EXERCISE —
Identify every line in the records below that contains the word "PROCESO", and copy each of those lines.

DATA FOR THIS EXERCISE —
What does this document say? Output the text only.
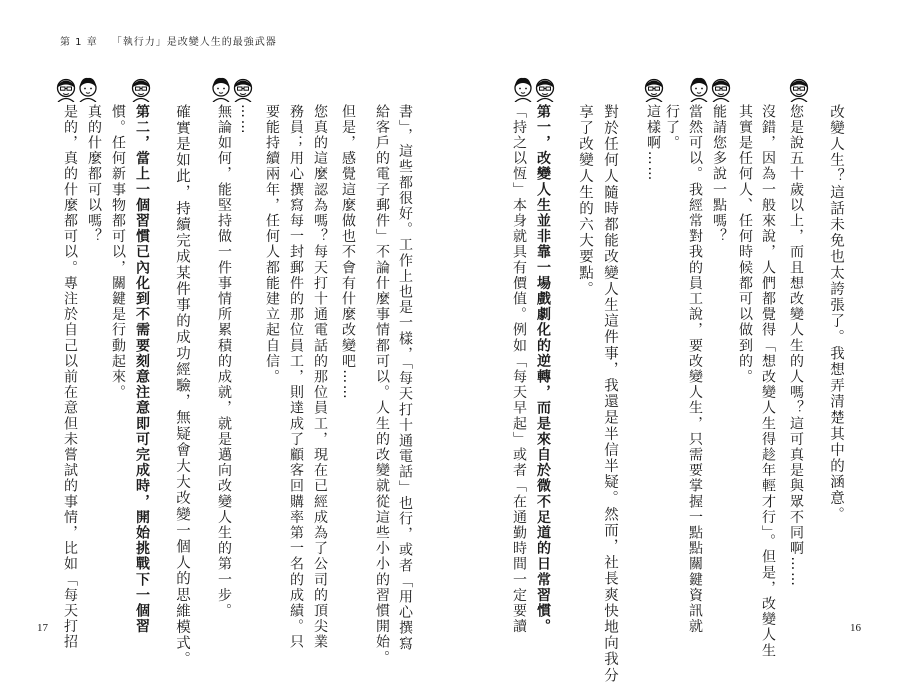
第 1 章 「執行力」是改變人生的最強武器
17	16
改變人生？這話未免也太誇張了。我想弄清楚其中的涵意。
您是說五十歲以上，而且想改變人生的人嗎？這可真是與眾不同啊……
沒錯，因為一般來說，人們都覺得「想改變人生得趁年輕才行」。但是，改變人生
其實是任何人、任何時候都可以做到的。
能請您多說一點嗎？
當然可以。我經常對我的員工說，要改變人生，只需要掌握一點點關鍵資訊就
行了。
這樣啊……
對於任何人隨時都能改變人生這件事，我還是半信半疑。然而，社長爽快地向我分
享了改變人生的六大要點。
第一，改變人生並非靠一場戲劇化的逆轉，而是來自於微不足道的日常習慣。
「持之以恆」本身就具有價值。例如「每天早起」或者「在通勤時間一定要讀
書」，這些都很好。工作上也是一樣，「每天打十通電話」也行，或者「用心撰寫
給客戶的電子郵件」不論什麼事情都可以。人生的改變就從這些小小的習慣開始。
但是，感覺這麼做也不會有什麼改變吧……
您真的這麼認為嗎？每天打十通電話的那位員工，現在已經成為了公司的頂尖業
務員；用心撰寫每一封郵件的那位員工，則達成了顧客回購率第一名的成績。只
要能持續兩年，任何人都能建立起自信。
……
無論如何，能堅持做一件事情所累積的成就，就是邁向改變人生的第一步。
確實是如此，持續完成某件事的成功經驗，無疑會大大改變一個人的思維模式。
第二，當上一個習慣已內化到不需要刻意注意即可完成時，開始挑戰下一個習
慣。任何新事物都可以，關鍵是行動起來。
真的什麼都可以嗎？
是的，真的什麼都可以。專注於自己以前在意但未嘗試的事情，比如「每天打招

--

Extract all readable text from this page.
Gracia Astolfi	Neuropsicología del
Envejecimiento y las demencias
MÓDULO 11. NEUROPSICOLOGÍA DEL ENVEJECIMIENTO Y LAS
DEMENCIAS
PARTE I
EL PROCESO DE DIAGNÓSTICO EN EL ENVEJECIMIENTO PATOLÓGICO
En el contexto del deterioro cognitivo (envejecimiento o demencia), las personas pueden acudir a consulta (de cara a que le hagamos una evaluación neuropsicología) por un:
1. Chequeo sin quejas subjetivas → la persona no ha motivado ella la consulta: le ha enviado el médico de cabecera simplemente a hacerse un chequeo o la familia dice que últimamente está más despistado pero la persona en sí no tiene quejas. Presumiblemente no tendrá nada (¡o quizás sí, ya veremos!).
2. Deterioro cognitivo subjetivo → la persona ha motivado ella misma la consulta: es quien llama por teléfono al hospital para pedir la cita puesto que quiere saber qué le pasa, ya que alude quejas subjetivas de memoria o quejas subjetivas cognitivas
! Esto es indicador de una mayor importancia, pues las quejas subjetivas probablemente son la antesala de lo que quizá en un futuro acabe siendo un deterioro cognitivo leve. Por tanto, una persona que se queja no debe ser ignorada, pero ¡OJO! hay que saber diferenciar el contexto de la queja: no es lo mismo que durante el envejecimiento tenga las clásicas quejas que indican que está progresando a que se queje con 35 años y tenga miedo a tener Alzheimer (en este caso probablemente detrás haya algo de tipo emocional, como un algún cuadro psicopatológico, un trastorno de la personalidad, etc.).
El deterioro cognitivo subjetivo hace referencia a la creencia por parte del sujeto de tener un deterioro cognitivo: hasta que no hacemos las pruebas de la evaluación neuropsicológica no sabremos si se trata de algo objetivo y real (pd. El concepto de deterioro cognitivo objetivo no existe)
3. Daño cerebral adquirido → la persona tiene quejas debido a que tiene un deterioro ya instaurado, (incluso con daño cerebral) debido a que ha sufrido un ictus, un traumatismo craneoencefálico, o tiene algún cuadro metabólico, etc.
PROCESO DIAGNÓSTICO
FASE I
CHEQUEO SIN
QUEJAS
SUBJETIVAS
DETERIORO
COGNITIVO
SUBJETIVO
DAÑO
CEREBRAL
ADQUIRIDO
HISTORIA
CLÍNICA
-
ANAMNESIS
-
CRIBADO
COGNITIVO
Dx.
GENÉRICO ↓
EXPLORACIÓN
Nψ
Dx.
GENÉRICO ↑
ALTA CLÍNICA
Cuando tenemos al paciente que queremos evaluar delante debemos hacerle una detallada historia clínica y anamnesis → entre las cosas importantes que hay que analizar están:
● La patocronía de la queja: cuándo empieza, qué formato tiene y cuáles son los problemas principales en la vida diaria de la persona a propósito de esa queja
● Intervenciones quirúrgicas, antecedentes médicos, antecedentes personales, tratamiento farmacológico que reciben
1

REPLY TO THE TASK —
EL PROCESO DE DIAGNÓSTICO EN EL ENVEJECIMIENTO PATOLÓGICO
PROCESO DIAGNÓSTICO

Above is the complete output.